Description of the task
It is required that all of the data be written out exactly.

Data entries
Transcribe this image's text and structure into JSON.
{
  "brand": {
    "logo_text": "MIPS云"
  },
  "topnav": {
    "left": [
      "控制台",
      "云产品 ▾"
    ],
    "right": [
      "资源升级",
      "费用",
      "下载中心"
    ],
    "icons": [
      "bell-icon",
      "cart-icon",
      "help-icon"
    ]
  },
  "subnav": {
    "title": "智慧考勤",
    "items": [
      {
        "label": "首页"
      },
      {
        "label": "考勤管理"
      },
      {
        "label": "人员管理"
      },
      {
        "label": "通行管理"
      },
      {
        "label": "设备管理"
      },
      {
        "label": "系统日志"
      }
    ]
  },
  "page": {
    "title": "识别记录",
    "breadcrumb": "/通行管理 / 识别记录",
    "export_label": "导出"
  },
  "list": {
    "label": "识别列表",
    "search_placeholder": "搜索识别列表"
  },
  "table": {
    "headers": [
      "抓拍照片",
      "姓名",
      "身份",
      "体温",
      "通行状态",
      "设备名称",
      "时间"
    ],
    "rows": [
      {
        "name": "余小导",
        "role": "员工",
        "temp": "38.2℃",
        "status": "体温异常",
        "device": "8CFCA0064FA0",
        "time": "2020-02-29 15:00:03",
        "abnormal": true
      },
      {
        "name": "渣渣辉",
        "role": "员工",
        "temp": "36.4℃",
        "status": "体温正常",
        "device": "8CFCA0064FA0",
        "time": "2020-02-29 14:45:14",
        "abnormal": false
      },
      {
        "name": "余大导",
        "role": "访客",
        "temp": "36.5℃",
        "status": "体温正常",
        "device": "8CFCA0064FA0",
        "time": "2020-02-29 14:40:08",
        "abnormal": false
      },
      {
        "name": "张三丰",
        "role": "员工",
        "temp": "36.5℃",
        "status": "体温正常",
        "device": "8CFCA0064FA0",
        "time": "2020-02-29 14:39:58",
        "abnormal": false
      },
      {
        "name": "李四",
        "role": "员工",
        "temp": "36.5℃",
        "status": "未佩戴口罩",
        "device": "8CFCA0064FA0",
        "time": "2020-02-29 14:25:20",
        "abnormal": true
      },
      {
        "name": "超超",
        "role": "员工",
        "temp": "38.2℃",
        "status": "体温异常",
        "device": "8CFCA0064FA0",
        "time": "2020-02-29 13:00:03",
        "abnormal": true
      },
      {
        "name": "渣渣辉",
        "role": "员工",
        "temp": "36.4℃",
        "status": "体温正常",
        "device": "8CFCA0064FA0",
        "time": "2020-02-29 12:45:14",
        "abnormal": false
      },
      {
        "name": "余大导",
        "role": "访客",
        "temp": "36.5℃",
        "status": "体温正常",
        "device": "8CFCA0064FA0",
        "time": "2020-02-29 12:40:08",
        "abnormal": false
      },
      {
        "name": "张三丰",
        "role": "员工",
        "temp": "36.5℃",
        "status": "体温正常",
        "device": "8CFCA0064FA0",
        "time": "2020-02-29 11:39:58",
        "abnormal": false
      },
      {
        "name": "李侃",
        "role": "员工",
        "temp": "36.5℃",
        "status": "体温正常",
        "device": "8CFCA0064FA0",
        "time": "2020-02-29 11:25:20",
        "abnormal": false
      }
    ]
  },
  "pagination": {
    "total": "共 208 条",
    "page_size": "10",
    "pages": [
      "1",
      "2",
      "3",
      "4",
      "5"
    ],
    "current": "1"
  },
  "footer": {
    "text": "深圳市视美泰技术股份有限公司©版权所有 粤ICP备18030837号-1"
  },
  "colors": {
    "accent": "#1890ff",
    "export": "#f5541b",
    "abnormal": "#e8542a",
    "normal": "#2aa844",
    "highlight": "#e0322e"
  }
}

Task result
Transcribe this image's text and structure into JSON.
{
  "brand": {
    "logo_text": "MIPS云"
  },
  "topnav": {
    "left": [
      "控制台",
      "云产品 ▾"
    ],
    "right": [
      "资源升级",
      "费用",
      "下载中心"
    ],
    "icons": [
      "bell-icon",
      "cart-icon",
      "help-icon"
    ]
  },
  "subnav": {
    "title": "智慧考勤",
    "items": [
      {
        "label": "首页"
      },
      {
        "label": "考勤管理"
      },
      {
        "label": "人员管理"
      },
      {
        "label": "通行管理"
      },
      {
        "label": "设备管理"
      },
      {
        "label": "系统日志"
      }
    ]
  },
  "page": {
    "title": "识别记录",
    "breadcrumb": "/通行管理 / 识别记录",
    "export_label": "导出"
  },
  "list": {
    "label": "识别列表",
    "search_placeholder": "搜索识别列表"
  },
  "table": {
    "headers": [
      "抓拍照片",
      "姓名",
      "身份",
      "体温",
      "通行状态",
      "设备名称",
      "时间"
    ],
    "rows": [
      {
        "name": "余小导",
        "role": "员工",
        "temp": "38.2℃",
        "status": "体温异常",
        "device": "8CFCA0064FA0",
        "time": "2020-02-29 15:00:03",
        "abnormal": true
      },
      {
        "name": "渣渣辉",
        "role": "员工",
        "temp": "36.4℃",
        "status": "体温正常",
        "device": "8CFCA0064FA0",
        "time": "2020-02-29 14:45:14",
        "abnormal": false
      },
      {
        "name": "余大导",
        "role": "访客",
        "temp": "36.5℃",
        "status": "体温正常",
        "device": "8CFCA0064FA0",
        "time": "2020-02-29 14:40:08",
        "abnormal": false
      },
      {
        "name": "张三丰",
        "role": "员工",
        "temp": "36.5℃",
        "status": "体温正常",
        "device": "8CFCA0064FA0",
        "time": "2020-02-29 14:39:58",
        "abnormal": false
      },
      {
        "name": "李四",
        "role": "员工",
        "temp": "36.5℃",
        "status": "未佩戴口罩",
        "device": "8CFCA0064FA0",
        "time": "2020-02-29 14:25:20",
        "abnormal": true
      },
      {
        "name": "超超",
        "role": "员工",
        "temp": "38.2℃",
        "status": "体温异常",
        "device": "8CFCA0064FA0",
        "time": "2020-02-29 13:00:03",
        "abnormal": true
      },
      {
        "name": "渣渣辉",
        "role": "员工",
        "temp": "36.4℃",
        "status": "体温正常",
        "device": "8CFCA0064FA0",
        "time": "2020-02-29 12:45:14",
        "abnormal": false
      },
      {
        "name": "余大导",
        "role": "访客",
        "temp": "36.5℃",
        "status": "体温正常",
        "device": "8CFCA0064FA0",
        "time": "2020-02-29 12:40:08",
        "abnormal": false
      },
      {
        "name": "张三丰",
        "role": "员工",
        "temp": "36.5℃",
        "status": "体温正常",
        "device": "8CFCA0064FA0",
        "time": "2020-02-29 11:39:58",
        "abnormal": false
      },
      {
        "name": "李侃",
        "role": "员工",
        "temp": "36.5℃",
        "status": "体温正常",
        "device": "8CFCA0064FA0",
        "time": "2020-02-29 11:25:20",
        "abnormal": false
      }
    ]
  },
  "pagination": {
    "total": "共 208 条",
    "page_size": "10",
    "pages": [
      "1",
      "2",
      "3",
      "4",
      "5"
    ],
    "current": "1"
  },
  "footer": {
    "text": "深圳市视美泰技术股份有限公司©版权所有 粤ICP备18030837号-1"
  },
  "colors": {
    "accent": "#1890ff",
    "export": "#f5541b",
    "abnormal": "#e8542a",
    "normal": "#2aa844",
    "highlight": "#e0322e"
  }
}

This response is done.